Reproduce every one of the following rows verbatim, keeping their original order and leaving all characters unchanged.

** START OF LISTED RECORDS **

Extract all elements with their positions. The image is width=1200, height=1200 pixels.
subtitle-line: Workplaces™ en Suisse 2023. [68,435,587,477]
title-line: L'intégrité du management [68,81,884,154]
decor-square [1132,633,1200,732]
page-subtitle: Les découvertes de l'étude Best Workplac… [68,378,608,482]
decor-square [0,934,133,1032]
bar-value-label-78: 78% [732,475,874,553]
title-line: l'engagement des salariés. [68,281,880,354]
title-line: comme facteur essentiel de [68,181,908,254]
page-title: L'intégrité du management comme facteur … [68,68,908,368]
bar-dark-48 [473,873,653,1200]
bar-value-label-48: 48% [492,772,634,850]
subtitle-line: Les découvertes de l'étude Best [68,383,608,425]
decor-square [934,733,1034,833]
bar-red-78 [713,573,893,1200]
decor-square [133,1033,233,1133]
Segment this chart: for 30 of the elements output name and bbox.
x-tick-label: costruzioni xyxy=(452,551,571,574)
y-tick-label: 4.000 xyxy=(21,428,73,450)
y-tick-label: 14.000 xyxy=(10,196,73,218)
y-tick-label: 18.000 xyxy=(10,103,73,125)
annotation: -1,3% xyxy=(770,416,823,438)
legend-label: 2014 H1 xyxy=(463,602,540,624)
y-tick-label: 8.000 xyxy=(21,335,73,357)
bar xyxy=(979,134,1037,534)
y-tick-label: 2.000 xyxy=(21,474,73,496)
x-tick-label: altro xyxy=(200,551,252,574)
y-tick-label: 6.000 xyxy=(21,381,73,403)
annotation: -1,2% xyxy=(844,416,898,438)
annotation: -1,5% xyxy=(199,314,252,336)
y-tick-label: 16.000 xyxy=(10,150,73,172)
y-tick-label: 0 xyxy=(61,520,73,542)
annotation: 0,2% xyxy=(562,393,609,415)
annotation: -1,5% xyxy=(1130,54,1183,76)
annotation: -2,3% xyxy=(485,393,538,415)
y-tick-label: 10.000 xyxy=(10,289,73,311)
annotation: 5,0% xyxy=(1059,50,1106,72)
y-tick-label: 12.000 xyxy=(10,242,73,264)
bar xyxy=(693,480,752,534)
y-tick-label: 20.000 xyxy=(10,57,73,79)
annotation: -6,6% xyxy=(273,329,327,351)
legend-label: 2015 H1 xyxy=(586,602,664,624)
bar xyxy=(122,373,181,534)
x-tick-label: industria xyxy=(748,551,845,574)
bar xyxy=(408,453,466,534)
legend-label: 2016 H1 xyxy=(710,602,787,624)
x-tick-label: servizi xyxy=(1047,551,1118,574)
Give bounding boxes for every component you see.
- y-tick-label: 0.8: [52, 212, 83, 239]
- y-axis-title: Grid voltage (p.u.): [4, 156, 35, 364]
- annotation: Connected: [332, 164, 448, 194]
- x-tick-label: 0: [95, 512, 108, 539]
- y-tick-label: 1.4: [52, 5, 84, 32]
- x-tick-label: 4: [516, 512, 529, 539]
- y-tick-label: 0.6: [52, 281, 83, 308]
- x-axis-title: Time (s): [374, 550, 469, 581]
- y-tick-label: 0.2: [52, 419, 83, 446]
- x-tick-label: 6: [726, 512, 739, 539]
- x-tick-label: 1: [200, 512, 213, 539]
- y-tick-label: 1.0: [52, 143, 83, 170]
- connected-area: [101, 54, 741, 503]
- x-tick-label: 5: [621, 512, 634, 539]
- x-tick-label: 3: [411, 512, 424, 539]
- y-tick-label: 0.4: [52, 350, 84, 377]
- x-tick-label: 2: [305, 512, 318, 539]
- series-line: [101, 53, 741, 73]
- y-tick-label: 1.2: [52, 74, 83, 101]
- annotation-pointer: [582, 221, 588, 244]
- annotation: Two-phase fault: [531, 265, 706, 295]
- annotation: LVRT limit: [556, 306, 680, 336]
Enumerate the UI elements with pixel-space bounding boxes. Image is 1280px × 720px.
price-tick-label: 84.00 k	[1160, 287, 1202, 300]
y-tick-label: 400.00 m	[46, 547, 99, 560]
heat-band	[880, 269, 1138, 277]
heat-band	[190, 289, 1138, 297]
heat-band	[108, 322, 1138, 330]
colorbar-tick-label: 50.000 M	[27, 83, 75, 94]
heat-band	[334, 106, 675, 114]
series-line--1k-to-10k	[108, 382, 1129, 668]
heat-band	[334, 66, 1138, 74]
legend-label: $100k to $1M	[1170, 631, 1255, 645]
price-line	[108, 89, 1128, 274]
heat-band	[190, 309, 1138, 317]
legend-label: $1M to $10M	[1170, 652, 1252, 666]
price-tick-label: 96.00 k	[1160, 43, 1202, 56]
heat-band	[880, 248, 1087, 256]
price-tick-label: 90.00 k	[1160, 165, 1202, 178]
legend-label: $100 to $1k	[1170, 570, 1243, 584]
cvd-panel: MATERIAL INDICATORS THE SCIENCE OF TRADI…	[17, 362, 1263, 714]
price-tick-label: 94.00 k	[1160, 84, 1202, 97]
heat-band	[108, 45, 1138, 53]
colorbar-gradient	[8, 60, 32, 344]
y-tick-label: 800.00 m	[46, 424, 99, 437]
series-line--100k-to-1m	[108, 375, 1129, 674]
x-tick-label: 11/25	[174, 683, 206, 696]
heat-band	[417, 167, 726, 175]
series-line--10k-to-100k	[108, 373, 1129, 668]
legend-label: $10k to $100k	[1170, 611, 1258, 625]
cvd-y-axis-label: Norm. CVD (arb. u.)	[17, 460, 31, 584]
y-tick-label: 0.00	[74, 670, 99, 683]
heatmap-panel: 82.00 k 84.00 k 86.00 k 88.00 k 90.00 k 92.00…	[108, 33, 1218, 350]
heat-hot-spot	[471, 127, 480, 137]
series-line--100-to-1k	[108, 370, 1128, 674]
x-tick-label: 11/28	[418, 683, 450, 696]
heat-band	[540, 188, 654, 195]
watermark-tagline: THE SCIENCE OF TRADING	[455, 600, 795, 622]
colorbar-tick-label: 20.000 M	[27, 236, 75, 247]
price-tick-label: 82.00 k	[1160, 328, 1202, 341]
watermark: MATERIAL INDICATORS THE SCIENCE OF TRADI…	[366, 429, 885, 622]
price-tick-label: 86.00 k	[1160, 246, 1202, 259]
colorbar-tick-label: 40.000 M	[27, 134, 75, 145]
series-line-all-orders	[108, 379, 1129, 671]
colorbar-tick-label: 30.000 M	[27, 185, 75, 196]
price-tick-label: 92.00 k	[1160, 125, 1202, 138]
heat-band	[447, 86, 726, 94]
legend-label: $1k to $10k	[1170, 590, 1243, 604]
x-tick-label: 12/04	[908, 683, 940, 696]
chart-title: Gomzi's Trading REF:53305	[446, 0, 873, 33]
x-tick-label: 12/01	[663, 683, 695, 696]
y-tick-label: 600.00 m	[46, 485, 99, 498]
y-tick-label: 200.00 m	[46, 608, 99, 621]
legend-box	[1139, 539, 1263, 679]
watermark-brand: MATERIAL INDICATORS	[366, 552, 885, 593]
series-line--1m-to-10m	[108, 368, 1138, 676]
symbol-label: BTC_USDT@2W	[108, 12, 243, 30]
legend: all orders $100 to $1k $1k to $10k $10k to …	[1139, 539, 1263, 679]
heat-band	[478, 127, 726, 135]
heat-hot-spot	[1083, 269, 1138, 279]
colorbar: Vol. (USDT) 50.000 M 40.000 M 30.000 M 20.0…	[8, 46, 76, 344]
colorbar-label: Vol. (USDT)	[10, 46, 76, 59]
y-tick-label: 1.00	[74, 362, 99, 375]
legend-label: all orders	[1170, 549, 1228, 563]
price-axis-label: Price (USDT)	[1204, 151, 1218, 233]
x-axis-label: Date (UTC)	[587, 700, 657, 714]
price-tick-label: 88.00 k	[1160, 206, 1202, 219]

** END OF LISTED RECORDS **

▶ [COMPLETE ANSWER]:
Extract all elements with their positions. The image is width=1200, height=1200 pixels.
subtitle-line: Workplaces™ en Suisse 2023. [68,435,587,477]
title-line: L'intégrité du management [68,81,884,154]
decor-square [1132,633,1200,732]
page-subtitle: Les découvertes de l'étude Best Workplac… [68,378,608,482]
decor-square [0,934,133,1032]
bar-value-label-78: 78% [732,475,874,553]
title-line: l'engagement des salariés. [68,281,880,354]
title-line: comme facteur essentiel de [68,181,908,254]
page-title: L'intégrité du management comme facteur … [68,68,908,368]
bar-dark-48 [473,873,653,1200]
bar-value-label-48: 48% [492,772,634,850]
subtitle-line: Les découvertes de l'étude Best [68,383,608,425]
decor-square [934,733,1034,833]
bar-red-78 [713,573,893,1200]
decor-square [133,1033,233,1133]
Segment this chart: for 30 of the elements output name and bbox.
x-tick-label: costruzioni xyxy=(452,551,571,574)
y-tick-label: 4.000 xyxy=(21,428,73,450)
y-tick-label: 14.000 xyxy=(10,196,73,218)
y-tick-label: 18.000 xyxy=(10,103,73,125)
annotation: -1,3% xyxy=(770,416,823,438)
legend-label: 2014 H1 xyxy=(463,602,540,624)
y-tick-label: 8.000 xyxy=(21,335,73,357)
bar xyxy=(979,134,1037,534)
y-tick-label: 2.000 xyxy=(21,474,73,496)
x-tick-label: altro xyxy=(200,551,252,574)
y-tick-label: 6.000 xyxy=(21,381,73,403)
annotation: -1,2% xyxy=(844,416,898,438)
annotation: -1,5% xyxy=(199,314,252,336)
y-tick-label: 16.000 xyxy=(10,150,73,172)
y-tick-label: 0 xyxy=(61,520,73,542)
annotation: 0,2% xyxy=(562,393,609,415)
annotation: -1,5% xyxy=(1130,54,1183,76)
annotation: -2,3% xyxy=(485,393,538,415)
y-tick-label: 10.000 xyxy=(10,289,73,311)
annotation: 5,0% xyxy=(1059,50,1106,72)
y-tick-label: 12.000 xyxy=(10,242,73,264)
bar xyxy=(693,480,752,534)
y-tick-label: 20.000 xyxy=(10,57,73,79)
annotation: -6,6% xyxy=(273,329,327,351)
legend-label: 2015 H1 xyxy=(586,602,664,624)
bar xyxy=(122,373,181,534)
x-tick-label: industria xyxy=(748,551,845,574)
bar xyxy=(408,453,466,534)
legend-label: 2016 H1 xyxy=(710,602,787,624)
x-tick-label: servizi xyxy=(1047,551,1118,574)
Give bounding boxes for every component you see.
- y-tick-label: 0.8: [52, 212, 83, 239]
- y-axis-title: Grid voltage (p.u.): [4, 156, 35, 364]
- annotation: Connected: [332, 164, 448, 194]
- x-tick-label: 0: [95, 512, 108, 539]
- y-tick-label: 1.4: [52, 5, 84, 32]
- x-tick-label: 4: [516, 512, 529, 539]
- y-tick-label: 0.6: [52, 281, 83, 308]
- x-axis-title: Time (s): [374, 550, 469, 581]
- y-tick-label: 0.2: [52, 419, 83, 446]
- x-tick-label: 6: [726, 512, 739, 539]
- x-tick-label: 1: [200, 512, 213, 539]
- y-tick-label: 1.0: [52, 143, 83, 170]
- connected-area: [101, 54, 741, 503]
- x-tick-label: 5: [621, 512, 634, 539]
- x-tick-label: 3: [411, 512, 424, 539]
- y-tick-label: 0.4: [52, 350, 84, 377]
- x-tick-label: 2: [305, 512, 318, 539]
- series-line: [101, 53, 741, 73]
- y-tick-label: 1.2: [52, 74, 83, 101]
- annotation-pointer: [582, 221, 588, 244]
- annotation: Two-phase fault: [531, 265, 706, 295]
- annotation: LVRT limit: [556, 306, 680, 336]
Enumerate the UI elements with pixel-space bounding boxes. Image is 1280px × 720px.
price-tick-label: 84.00 k	[1160, 287, 1202, 300]
y-tick-label: 400.00 m	[46, 547, 99, 560]
heat-band	[880, 269, 1138, 277]
heat-band	[190, 289, 1138, 297]
heat-band	[108, 322, 1138, 330]
colorbar-tick-label: 50.000 M	[27, 83, 75, 94]
heat-band	[334, 106, 675, 114]
series-line--1k-to-10k	[108, 382, 1129, 668]
heat-band	[334, 66, 1138, 74]
legend-label: $100k to $1M	[1170, 631, 1255, 645]
price-line	[108, 89, 1128, 274]
heat-band	[190, 309, 1138, 317]
legend-label: $1M to $10M	[1170, 652, 1252, 666]
price-tick-label: 96.00 k	[1160, 43, 1202, 56]
heat-band	[880, 248, 1087, 256]
price-tick-label: 90.00 k	[1160, 165, 1202, 178]
legend-label: $100 to $1k	[1170, 570, 1243, 584]
cvd-panel: MATERIAL INDICATORS THE SCIENCE OF TRADI…	[17, 362, 1263, 714]
price-tick-label: 94.00 k	[1160, 84, 1202, 97]
heat-band	[108, 45, 1138, 53]
colorbar-gradient	[8, 60, 32, 344]
y-tick-label: 800.00 m	[46, 424, 99, 437]
series-line--100k-to-1m	[108, 375, 1129, 674]
x-tick-label: 11/25	[174, 683, 206, 696]
heat-band	[417, 167, 726, 175]
series-line--10k-to-100k	[108, 373, 1129, 668]
legend-label: $10k to $100k	[1170, 611, 1258, 625]
cvd-y-axis-label: Norm. CVD (arb. u.)	[17, 460, 31, 584]
y-tick-label: 0.00	[74, 670, 99, 683]
heatmap-panel: 82.00 k 84.00 k 86.00 k 88.00 k 90.00 k 92.00…	[108, 33, 1218, 350]
heat-hot-spot	[471, 127, 480, 137]
series-line--100-to-1k	[108, 370, 1128, 674]
x-tick-label: 11/28	[418, 683, 450, 696]
heat-band	[540, 188, 654, 195]
watermark-tagline: THE SCIENCE OF TRADING	[455, 600, 795, 622]
colorbar-tick-label: 20.000 M	[27, 236, 75, 247]
price-tick-label: 82.00 k	[1160, 328, 1202, 341]
watermark: MATERIAL INDICATORS THE SCIENCE OF TRADI…	[366, 429, 885, 622]
price-tick-label: 86.00 k	[1160, 246, 1202, 259]
colorbar-tick-label: 40.000 M	[27, 134, 75, 145]
series-line-all-orders	[108, 379, 1129, 671]
colorbar-tick-label: 30.000 M	[27, 185, 75, 196]
price-tick-label: 92.00 k	[1160, 125, 1202, 138]
heat-band	[447, 86, 726, 94]
legend-label: $1k to $10k	[1170, 590, 1243, 604]
x-tick-label: 12/04	[908, 683, 940, 696]
chart-title: Gomzi's Trading REF:53305	[446, 0, 873, 33]
x-tick-label: 12/01	[663, 683, 695, 696]
y-tick-label: 600.00 m	[46, 485, 99, 498]
y-tick-label: 200.00 m	[46, 608, 99, 621]
legend-box	[1139, 539, 1263, 679]
watermark-brand: MATERIAL INDICATORS	[366, 552, 885, 593]
series-line--1m-to-10m	[108, 368, 1138, 676]
symbol-label: BTC_USDT@2W	[108, 12, 243, 30]
legend: all orders $100 to $1k $1k to $10k $10k to …	[1139, 539, 1263, 679]
heat-band	[478, 127, 726, 135]
heat-hot-spot	[1083, 269, 1138, 279]
colorbar: Vol. (USDT) 50.000 M 40.000 M 30.000 M 20.0…	[8, 46, 76, 344]
colorbar-label: Vol. (USDT)	[10, 46, 76, 59]
y-tick-label: 1.00	[74, 362, 99, 375]
legend-label: all orders	[1170, 549, 1228, 563]
price-axis-label: Price (USDT)	[1204, 151, 1218, 233]
x-axis-label: Date (UTC)	[587, 700, 657, 714]
price-tick-label: 88.00 k	[1160, 206, 1202, 219]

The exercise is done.